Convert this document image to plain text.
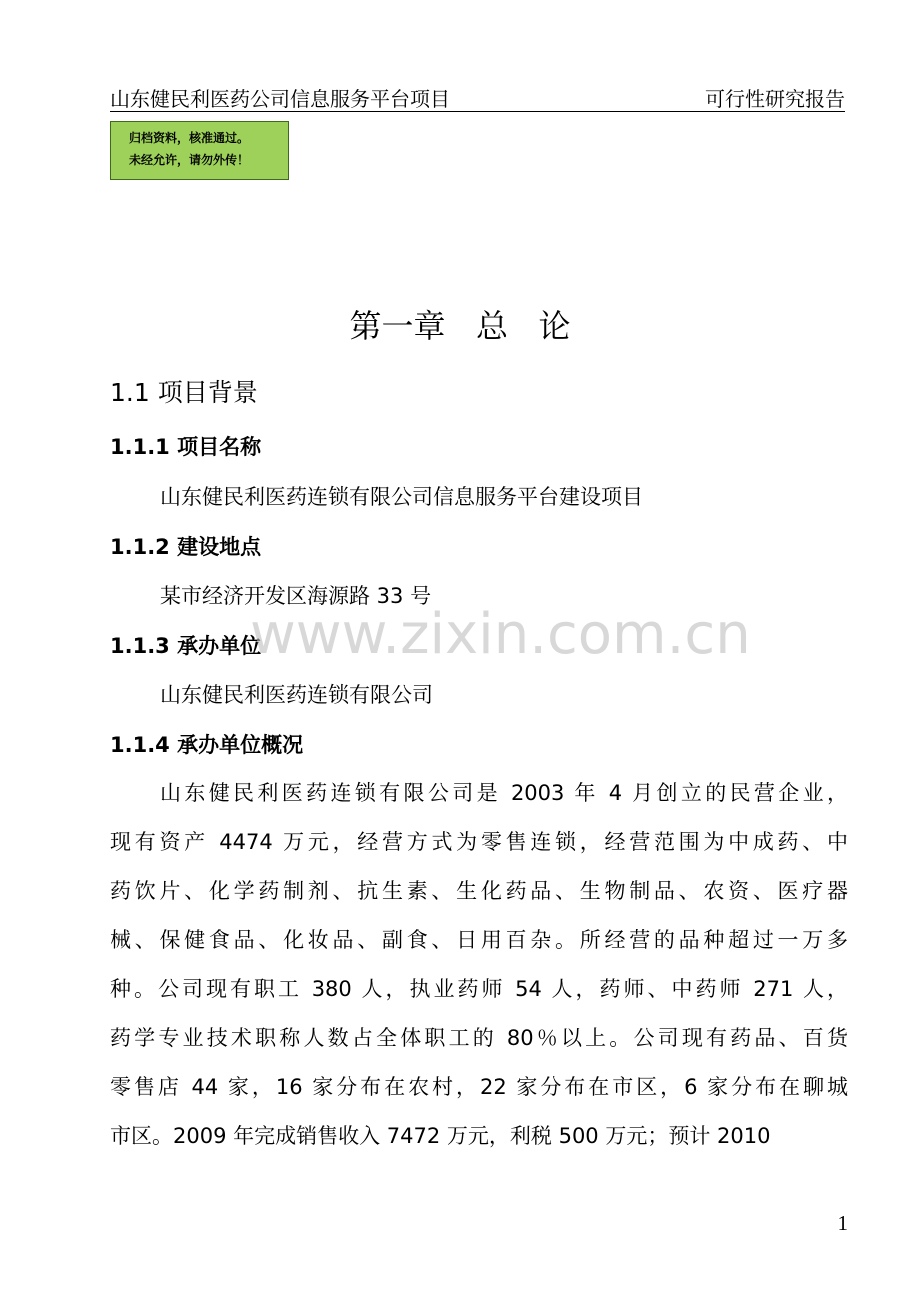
山东健民利医药公司信息服务平台项目	可行性研究报告
归档资料，核准通过。
未经允许，请勿外传！
第一章   总   论
1.1 项目背景
1.1.1 项目名称
山东健民利医药连锁有限公司信息服务平台建设项目
1.1.2 建设地点
某市经济开发区海源路 33 号
1.1.3 承办单位
山东健民利医药连锁有限公司
1.1.4 承办单位概况
山东健民利医药连锁有限公司是 2003 年 4 月创立的民营企业，
现有资产 4474 万元，经营方式为零售连锁，经营范围为中成药、中
药饮片、化学药制剂、抗生素、生化药品、生物制品、农资、医疗器
械、保健食品、化妆品、副食、日用百杂。所经营的品种超过一万多
种。公司现有职工 380 人，执业药师 54 人，药师、中药师 271 人，
药学专业技术职称人数占全体职工的 80％以上。公司现有药品、百货
零售店 44 家，16 家分布在农村，22 家分布在市区，6 家分布在聊城
市区。2009 年完成销售收入 7472 万元，利税 500 万元；预计 2010
www.zixin.com.cn
1
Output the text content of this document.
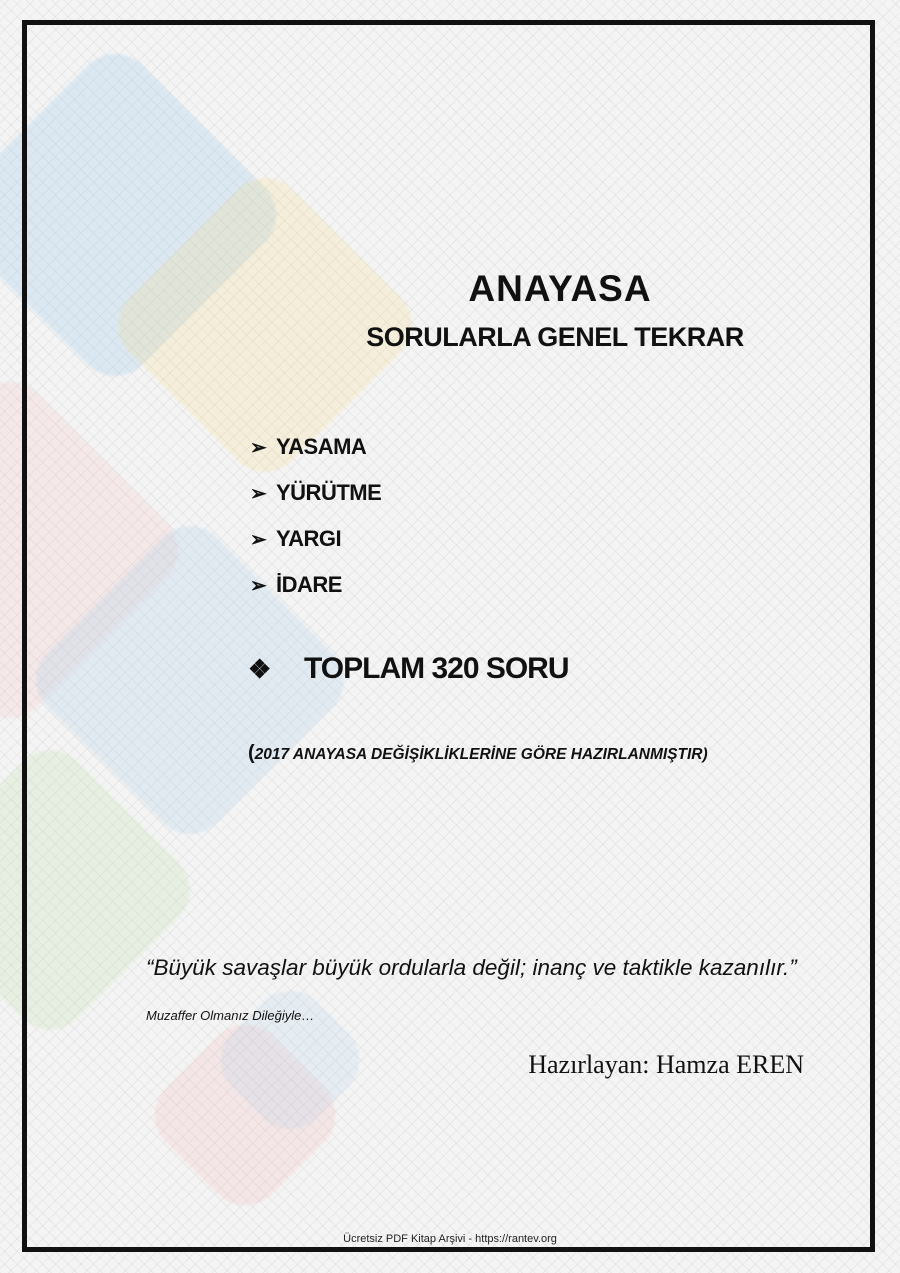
ANAYASA
SORULARLA GENEL TEKRAR
➢ YASAMA
➢ YÜRÜTME
➢ YARGI
➢ İDARE
❖	TOPLAM 320 SORU
(2017 ANAYASA DEĞİŞİKLİKLERİNE GÖRE HAZIRLANMIŞTIR)
“Büyük savaşlar büyük ordularla değil; inanç ve taktikle kazanılır.”
Muzaffer Olmanız Dileğiyle…
Hazırlayan: Hamza EREN
Ücretsiz PDF Kitap Arşivi - https://rantev.org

########

* **Do this**
Reproduce every line exactly and omit all pictures.

* **The result**
Convert this document image to plain text.
山东健民利医药公司信息服务平台项目	可行性研究报告
归档资料，核准通过。
未经允许，请勿外传！
第一章   总   论
1.1 项目背景
1.1.1 项目名称
山东健民利医药连锁有限公司信息服务平台建设项目
1.1.2 建设地点
某市经济开发区海源路 33 号
1.1.3 承办单位
山东健民利医药连锁有限公司
1.1.4 承办单位概况
山东健民利医药连锁有限公司是 2003 年 4 月创立的民营企业，
现有资产 4474 万元，经营方式为零售连锁，经营范围为中成药、中
药饮片、化学药制剂、抗生素、生化药品、生物制品、农资、医疗器
械、保健食品、化妆品、副食、日用百杂。所经营的品种超过一万多
种。公司现有职工 380 人，执业药师 54 人，药师、中药师 271 人，
药学专业技术职称人数占全体职工的 80％以上。公司现有药品、百货
零售店 44 家，16 家分布在农村，22 家分布在市区，6 家分布在聊城
市区。2009 年完成销售收入 7472 万元，利税 500 万元；预计 2010
www.zixin.com.cn
1
Output the text content of this document.
ANAYASA
SORULARLA GENEL TEKRAR
➢ YASAMA
➢ YÜRÜTME
➢ YARGI
➢ İDARE
❖	TOPLAM 320 SORU
(2017 ANAYASA DEĞİŞİKLİKLERİNE GÖRE HAZIRLANMIŞTIR)
“Büyük savaşlar büyük ordularla değil; inanç ve taktikle kazanılır.”
Muzaffer Olmanız Dileğiyle…
Hazırlayan: Hamza EREN
Ücretsiz PDF Kitap Arşivi - https://rantev.org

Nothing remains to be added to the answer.